Objective:
Using the material that follows, identify and copy each line with the string "Temperature".

Task input:
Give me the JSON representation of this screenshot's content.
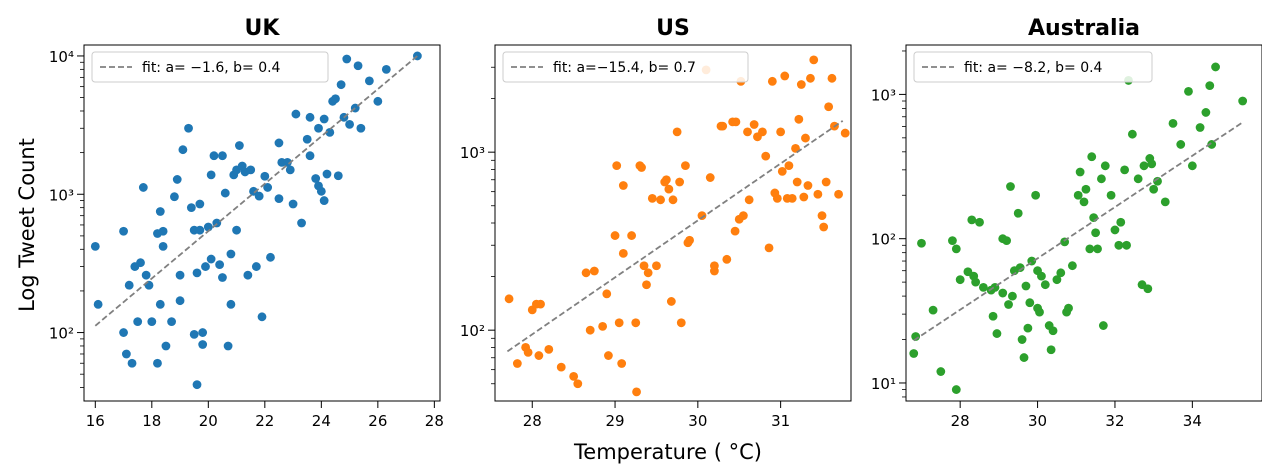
{
  "figure": {
    "ylabel": "Log Tweet Count",
    "xlabel": "Temperature ($^\\circ$C)",
    "xlabel_display": "Temperature ( °C)"
  },
  "chart_data": [
    {
      "type": "scatter",
      "title": "UK",
      "color": "#1f77b4",
      "yscale": "log",
      "xlim": [
        15.6,
        28.2
      ],
      "ylim": [
        32,
        12000
      ],
      "xticks": [
        16,
        18,
        20,
        22,
        24,
        26,
        28
      ],
      "xtick_labels": [
        "16",
        "18",
        "20",
        "22",
        "24",
        "26",
        "28"
      ],
      "yticks": [
        100,
        1000,
        10000
      ],
      "ytick_labels": [
        "10²",
        "10³",
        "10⁴"
      ],
      "legend": "fit: a= −1.6, b=  0.4",
      "legend_position": "upper left",
      "fit": {
        "a": -1.6,
        "b": 0.4,
        "x_range": [
          16.0,
          27.4
        ],
        "y_range": [
          112,
          10000
        ]
      },
      "points": [
        [
          16.0,
          420
        ],
        [
          16.1,
          160
        ],
        [
          17.0,
          540
        ],
        [
          17.1,
          70
        ],
        [
          17.0,
          100
        ],
        [
          17.2,
          220
        ],
        [
          17.3,
          60
        ],
        [
          17.5,
          120
        ],
        [
          17.6,
          320
        ],
        [
          17.7,
          1120
        ],
        [
          17.8,
          260
        ],
        [
          17.9,
          220
        ],
        [
          18.0,
          120
        ],
        [
          18.2,
          520
        ],
        [
          18.3,
          750
        ],
        [
          18.3,
          160
        ],
        [
          18.4,
          420
        ],
        [
          18.5,
          80
        ],
        [
          18.7,
          120
        ],
        [
          18.8,
          960
        ],
        [
          19.0,
          260
        ],
        [
          19.1,
          2100
        ],
        [
          19.3,
          3000
        ],
        [
          19.4,
          800
        ],
        [
          19.5,
          550
        ],
        [
          19.6,
          270
        ],
        [
          19.7,
          550
        ],
        [
          19.8,
          100
        ],
        [
          19.9,
          300
        ],
        [
          20.1,
          340
        ],
        [
          20.1,
          1380
        ],
        [
          20.2,
          1900
        ],
        [
          20.3,
          620
        ],
        [
          20.4,
          310
        ],
        [
          20.5,
          250
        ],
        [
          20.6,
          1020
        ],
        [
          20.8,
          370
        ],
        [
          20.9,
          1380
        ],
        [
          21.0,
          1500
        ],
        [
          21.1,
          2250
        ],
        [
          21.2,
          1600
        ],
        [
          21.3,
          1450
        ],
        [
          21.5,
          1500
        ],
        [
          21.6,
          1050
        ],
        [
          21.7,
          300
        ],
        [
          21.9,
          130
        ],
        [
          22.0,
          1350
        ],
        [
          22.1,
          1120
        ],
        [
          22.5,
          2350
        ],
        [
          22.6,
          1700
        ],
        [
          22.8,
          1700
        ],
        [
          22.9,
          1500
        ],
        [
          23.1,
          3800
        ],
        [
          23.3,
          620
        ],
        [
          23.5,
          2500
        ],
        [
          23.6,
          3600
        ],
        [
          23.8,
          1300
        ],
        [
          23.9,
          3000
        ],
        [
          24.0,
          1050
        ],
        [
          24.1,
          3500
        ],
        [
          24.2,
          1400
        ],
        [
          24.4,
          4700
        ],
        [
          24.5,
          4900
        ],
        [
          24.6,
          1360
        ],
        [
          24.7,
          6200
        ],
        [
          24.8,
          3600
        ],
        [
          24.9,
          9500
        ],
        [
          25.0,
          3200
        ],
        [
          25.2,
          4200
        ],
        [
          25.3,
          8500
        ],
        [
          25.4,
          3000
        ],
        [
          25.7,
          6600
        ],
        [
          26.0,
          4700
        ],
        [
          26.3,
          8000
        ],
        [
          27.4,
          10000
        ],
        [
          19.6,
          42
        ],
        [
          19.8,
          82
        ],
        [
          20.7,
          80
        ],
        [
          19.0,
          170
        ],
        [
          18.2,
          60
        ],
        [
          18.4,
          540
        ],
        [
          19.5,
          97
        ],
        [
          20.0,
          580
        ],
        [
          21.0,
          550
        ],
        [
          22.5,
          930
        ],
        [
          23.9,
          1150
        ],
        [
          24.3,
          2800
        ],
        [
          23.6,
          1900
        ],
        [
          22.2,
          350
        ],
        [
          20.8,
          160
        ],
        [
          21.4,
          260
        ],
        [
          17.4,
          300
        ],
        [
          18.9,
          1280
        ],
        [
          19.7,
          850
        ],
        [
          20.5,
          1900
        ],
        [
          24.1,
          900
        ],
        [
          23.0,
          850
        ],
        [
          21.8,
          970
        ]
      ]
    },
    {
      "type": "scatter",
      "title": "US",
      "color": "#ff7f0e",
      "yscale": "log",
      "xlim": [
        27.55,
        31.85
      ],
      "ylim": [
        40,
        4000
      ],
      "xticks": [
        28,
        29,
        30,
        31
      ],
      "xtick_labels": [
        "28",
        "29",
        "30",
        "31"
      ],
      "yticks": [
        100,
        1000
      ],
      "ytick_labels": [
        "10²",
        "10³"
      ],
      "legend": "fit: a=−15.4, b=  0.7",
      "legend_position": "upper left",
      "fit": {
        "a": -15.4,
        "b": 0.7,
        "x_range": [
          27.7,
          31.75
        ],
        "y_range": [
          76,
          1500
        ]
      },
      "points": [
        [
          27.72,
          150
        ],
        [
          27.82,
          65
        ],
        [
          27.92,
          80
        ],
        [
          27.95,
          75
        ],
        [
          28.0,
          130
        ],
        [
          28.05,
          140
        ],
        [
          28.08,
          72
        ],
        [
          28.1,
          140
        ],
        [
          28.2,
          78
        ],
        [
          28.35,
          62
        ],
        [
          28.5,
          55
        ],
        [
          28.55,
          50
        ],
        [
          28.65,
          210
        ],
        [
          28.7,
          100
        ],
        [
          28.75,
          215
        ],
        [
          28.85,
          105
        ],
        [
          28.9,
          160
        ],
        [
          29.0,
          340
        ],
        [
          29.02,
          840
        ],
        [
          29.05,
          110
        ],
        [
          29.08,
          65
        ],
        [
          29.1,
          270
        ],
        [
          29.2,
          340
        ],
        [
          29.25,
          110
        ],
        [
          29.3,
          840
        ],
        [
          29.32,
          820
        ],
        [
          29.35,
          230
        ],
        [
          29.4,
          210
        ],
        [
          29.45,
          550
        ],
        [
          29.5,
          230
        ],
        [
          29.55,
          540
        ],
        [
          29.6,
          680
        ],
        [
          29.62,
          700
        ],
        [
          29.65,
          620
        ],
        [
          29.7,
          540
        ],
        [
          29.75,
          1300
        ],
        [
          29.78,
          680
        ],
        [
          29.8,
          110
        ],
        [
          29.85,
          840
        ],
        [
          29.88,
          310
        ],
        [
          29.9,
          320
        ],
        [
          30.05,
          440
        ],
        [
          30.1,
          2900
        ],
        [
          30.15,
          720
        ],
        [
          30.2,
          215
        ],
        [
          30.28,
          1400
        ],
        [
          30.3,
          1400
        ],
        [
          30.35,
          250
        ],
        [
          30.42,
          1480
        ],
        [
          30.46,
          1480
        ],
        [
          30.5,
          420
        ],
        [
          30.52,
          2500
        ],
        [
          30.55,
          440
        ],
        [
          30.6,
          1300
        ],
        [
          30.62,
          540
        ],
        [
          30.68,
          1430
        ],
        [
          30.72,
          1220
        ],
        [
          30.78,
          1300
        ],
        [
          30.82,
          950
        ],
        [
          30.86,
          290
        ],
        [
          30.9,
          2500
        ],
        [
          30.93,
          590
        ],
        [
          30.96,
          550
        ],
        [
          31.0,
          1300
        ],
        [
          31.02,
          780
        ],
        [
          31.05,
          2680
        ],
        [
          31.08,
          550
        ],
        [
          31.1,
          840
        ],
        [
          31.14,
          550
        ],
        [
          31.18,
          1050
        ],
        [
          31.22,
          1530
        ],
        [
          31.25,
          2400
        ],
        [
          31.28,
          560
        ],
        [
          31.3,
          1200
        ],
        [
          31.33,
          650
        ],
        [
          31.36,
          2600
        ],
        [
          31.4,
          3300
        ],
        [
          31.45,
          580
        ],
        [
          31.5,
          440
        ],
        [
          31.52,
          380
        ],
        [
          31.55,
          680
        ],
        [
          31.58,
          1800
        ],
        [
          31.62,
          2600
        ],
        [
          31.65,
          1400
        ],
        [
          31.7,
          580
        ],
        [
          31.78,
          1280
        ],
        [
          29.26,
          45
        ],
        [
          29.68,
          145
        ],
        [
          28.92,
          72
        ],
        [
          30.2,
          230
        ],
        [
          29.38,
          180
        ],
        [
          29.1,
          650
        ],
        [
          30.45,
          360
        ],
        [
          31.2,
          680
        ]
      ]
    },
    {
      "type": "scatter",
      "title": "Australia",
      "color": "#2ca02c",
      "yscale": "log",
      "xlim": [
        26.6,
        35.8
      ],
      "ylim": [
        7.5,
        2200
      ],
      "xticks": [
        28,
        30,
        32,
        34
      ],
      "xtick_labels": [
        "28",
        "30",
        "32",
        "34"
      ],
      "yticks": [
        10,
        100,
        1000
      ],
      "ytick_labels": [
        "10¹",
        "10²",
        "10³"
      ],
      "legend": "fit: a= −8.2, b=  0.4",
      "legend_position": "upper left",
      "fit": {
        "a": -8.2,
        "b": 0.4,
        "x_range": [
          26.8,
          35.3
        ],
        "y_range": [
          19.7,
          640
        ]
      },
      "points": [
        [
          26.8,
          16
        ],
        [
          26.85,
          21
        ],
        [
          27.0,
          93
        ],
        [
          27.3,
          32
        ],
        [
          27.5,
          12
        ],
        [
          27.8,
          97
        ],
        [
          27.9,
          9
        ],
        [
          27.9,
          85
        ],
        [
          28.0,
          52
        ],
        [
          28.2,
          59
        ],
        [
          28.3,
          135
        ],
        [
          28.35,
          55
        ],
        [
          28.5,
          130
        ],
        [
          28.6,
          46
        ],
        [
          28.8,
          44
        ],
        [
          28.85,
          29
        ],
        [
          28.9,
          46
        ],
        [
          28.95,
          22
        ],
        [
          29.1,
          42
        ],
        [
          29.2,
          97
        ],
        [
          29.25,
          35
        ],
        [
          29.3,
          230
        ],
        [
          29.35,
          40
        ],
        [
          29.4,
          60
        ],
        [
          29.5,
          150
        ],
        [
          29.55,
          63
        ],
        [
          29.6,
          20
        ],
        [
          29.65,
          15
        ],
        [
          29.7,
          47
        ],
        [
          29.8,
          36
        ],
        [
          29.85,
          70
        ],
        [
          29.95,
          200
        ],
        [
          30.0,
          33
        ],
        [
          30.05,
          31
        ],
        [
          30.1,
          55
        ],
        [
          30.2,
          48
        ],
        [
          30.3,
          25
        ],
        [
          30.35,
          17
        ],
        [
          30.4,
          23
        ],
        [
          30.5,
          52
        ],
        [
          30.6,
          58
        ],
        [
          30.75,
          31
        ],
        [
          30.8,
          33
        ],
        [
          30.9,
          65
        ],
        [
          31.05,
          200
        ],
        [
          31.1,
          290
        ],
        [
          31.2,
          180
        ],
        [
          31.35,
          85
        ],
        [
          31.4,
          370
        ],
        [
          31.45,
          140
        ],
        [
          31.55,
          85
        ],
        [
          31.65,
          260
        ],
        [
          31.7,
          25
        ],
        [
          31.75,
          320
        ],
        [
          31.9,
          200
        ],
        [
          32.0,
          115
        ],
        [
          32.1,
          90
        ],
        [
          32.15,
          130
        ],
        [
          32.25,
          300
        ],
        [
          32.3,
          90
        ],
        [
          32.35,
          1250
        ],
        [
          32.45,
          530
        ],
        [
          32.6,
          260
        ],
        [
          32.7,
          48
        ],
        [
          32.75,
          320
        ],
        [
          32.85,
          45
        ],
        [
          32.9,
          360
        ],
        [
          33.0,
          220
        ],
        [
          33.1,
          250
        ],
        [
          33.3,
          180
        ],
        [
          33.5,
          630
        ],
        [
          33.9,
          1050
        ],
        [
          34.0,
          320
        ],
        [
          34.2,
          590
        ],
        [
          34.35,
          750
        ],
        [
          34.45,
          1150
        ],
        [
          34.5,
          450
        ],
        [
          34.6,
          1550
        ],
        [
          35.3,
          900
        ],
        [
          30.0,
          60
        ],
        [
          28.4,
          50
        ],
        [
          29.1,
          100
        ],
        [
          31.25,
          220
        ],
        [
          32.95,
          330
        ],
        [
          30.7,
          95
        ],
        [
          31.5,
          110
        ],
        [
          29.75,
          24
        ],
        [
          33.7,
          450
        ]
      ]
    }
  ]
}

Complete output:
    "xlabel": "Temperature ($^\\circ$C)",
    "xlabel_display": "Temperature ( °C)"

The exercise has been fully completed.